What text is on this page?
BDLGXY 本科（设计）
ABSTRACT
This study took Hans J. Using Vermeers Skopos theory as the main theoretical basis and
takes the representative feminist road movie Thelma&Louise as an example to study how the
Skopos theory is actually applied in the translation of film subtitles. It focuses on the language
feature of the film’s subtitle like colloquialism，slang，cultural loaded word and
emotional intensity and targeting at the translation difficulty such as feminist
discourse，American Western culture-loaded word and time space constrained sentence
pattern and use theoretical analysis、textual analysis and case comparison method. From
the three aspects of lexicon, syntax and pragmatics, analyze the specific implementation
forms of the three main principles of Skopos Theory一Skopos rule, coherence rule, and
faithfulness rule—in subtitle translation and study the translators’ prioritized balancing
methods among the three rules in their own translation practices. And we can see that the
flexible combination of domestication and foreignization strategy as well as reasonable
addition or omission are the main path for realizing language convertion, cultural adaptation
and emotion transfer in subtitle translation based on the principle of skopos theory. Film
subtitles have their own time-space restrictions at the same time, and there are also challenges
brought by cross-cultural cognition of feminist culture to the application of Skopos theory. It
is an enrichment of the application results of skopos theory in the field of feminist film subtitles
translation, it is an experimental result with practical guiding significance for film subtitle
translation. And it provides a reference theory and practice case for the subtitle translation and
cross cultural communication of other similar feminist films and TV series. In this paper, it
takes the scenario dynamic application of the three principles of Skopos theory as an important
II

========

§ EXERCISE DESCRIPTION:
Find "time". Copy every line it occurs in.

§ OUTPUT:
discourse，American Western culture-loaded word and time space constrained sentence
subtitles have their own time-space restrictions at the same time, and there are also challenges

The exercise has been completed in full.